■ **Task to carry out**:
Say how many lines include the word "meta". Reply with nothing but the number.

Recorded data:
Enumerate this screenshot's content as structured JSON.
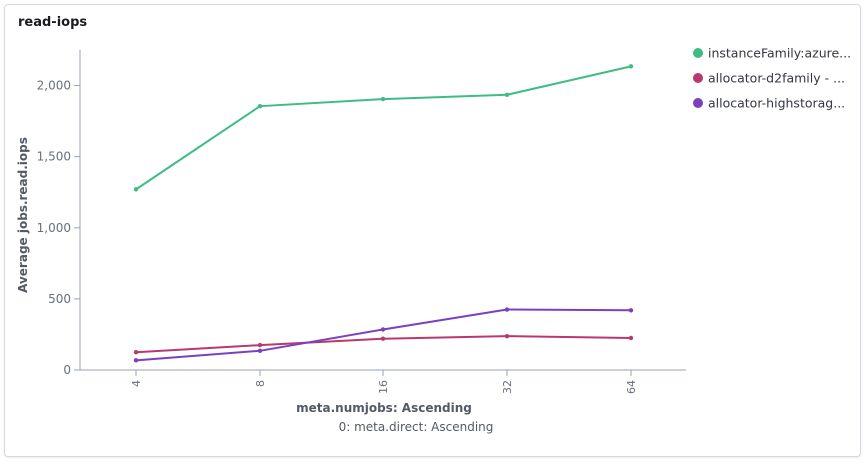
{
  "panel": {
    "title": "read-iops"
  },
  "chart_data": {
    "type": "line",
    "title": "read-iops",
    "xlabel": "meta.numjobs: Ascending",
    "xlabel_sub": "0: meta.direct: Ascending",
    "ylabel": "Average jobs.read.iops",
    "categories": [
      "4",
      "8",
      "16",
      "32",
      "64"
    ],
    "yticks": [
      0,
      500,
      1000,
      1500,
      2000
    ],
    "ytick_labels": [
      "0",
      "500",
      "1,000",
      "1,500",
      "2,000"
    ],
    "ylim": [
      0,
      2250
    ],
    "grid": false,
    "legend_position": "right",
    "series": [
      {
        "name": "instanceFamily:azure...",
        "color": "#3ebc84",
        "values": [
          1270,
          1855,
          1905,
          1935,
          2135
        ]
      },
      {
        "name": "allocator-d2family - ...",
        "color": "#b9386e",
        "values": [
          125,
          175,
          220,
          238,
          225
        ]
      },
      {
        "name": "allocator-highstorag...",
        "color": "#7b3fbf",
        "values": [
          68,
          135,
          285,
          425,
          420
        ]
      }
    ]
  }
}
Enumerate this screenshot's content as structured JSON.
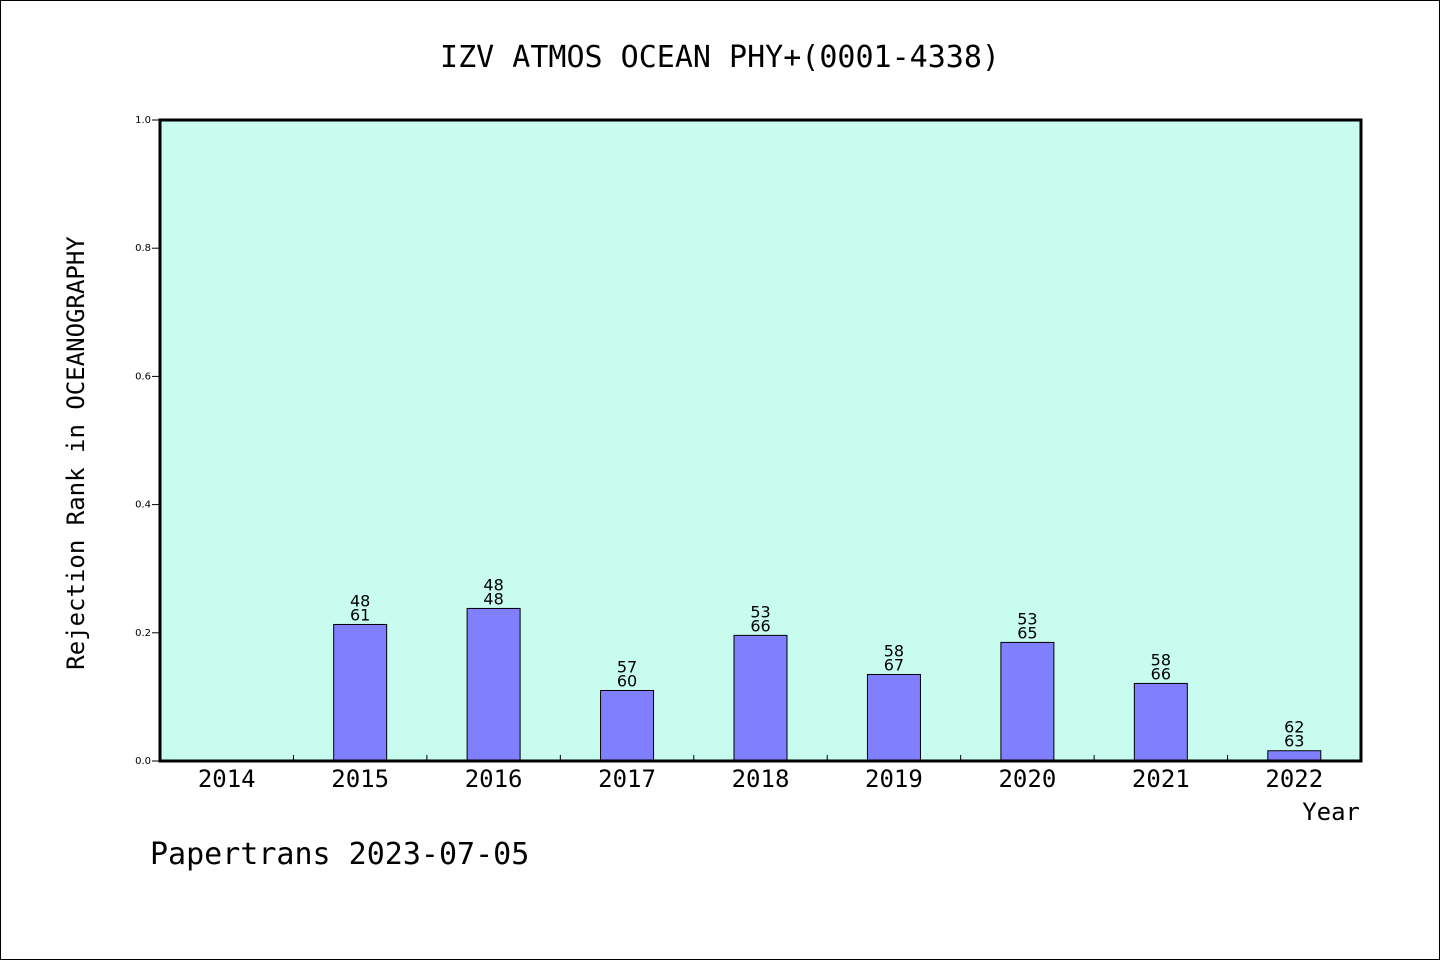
{
  "chart_data": {
    "type": "bar",
    "title": "IZV ATMOS OCEAN PHY+(0001-4338)",
    "xlabel": "Year",
    "ylabel": "Rejection Rank in OCEANOGRAPHY",
    "categories": [
      "2014",
      "2015",
      "2016",
      "2017",
      "2018",
      "2019",
      "2020",
      "2021",
      "2022"
    ],
    "values": [
      null,
      0.213,
      0.238,
      0.11,
      0.196,
      0.135,
      0.185,
      0.121,
      0.016
    ],
    "bar_labels": [
      [
        "",
        ""
      ],
      [
        "48",
        "61"
      ],
      [
        "48",
        "48"
      ],
      [
        "57",
        "60"
      ],
      [
        "53",
        "66"
      ],
      [
        "58",
        "67"
      ],
      [
        "53",
        "65"
      ],
      [
        "58",
        "66"
      ],
      [
        "62",
        "63"
      ]
    ],
    "ylim": [
      0,
      1.0
    ],
    "yticks": [
      "0.0",
      "0.2",
      "0.4",
      "0.6",
      "0.8",
      "1.0"
    ],
    "grid": false,
    "colors": {
      "plot_background": "#c8fcee",
      "bar_fill": "#8080ff",
      "bar_stroke": "#000000"
    }
  },
  "footer": {
    "text": "Papertrans 2023-07-05"
  }
}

■ **Solution for this exercise**:
2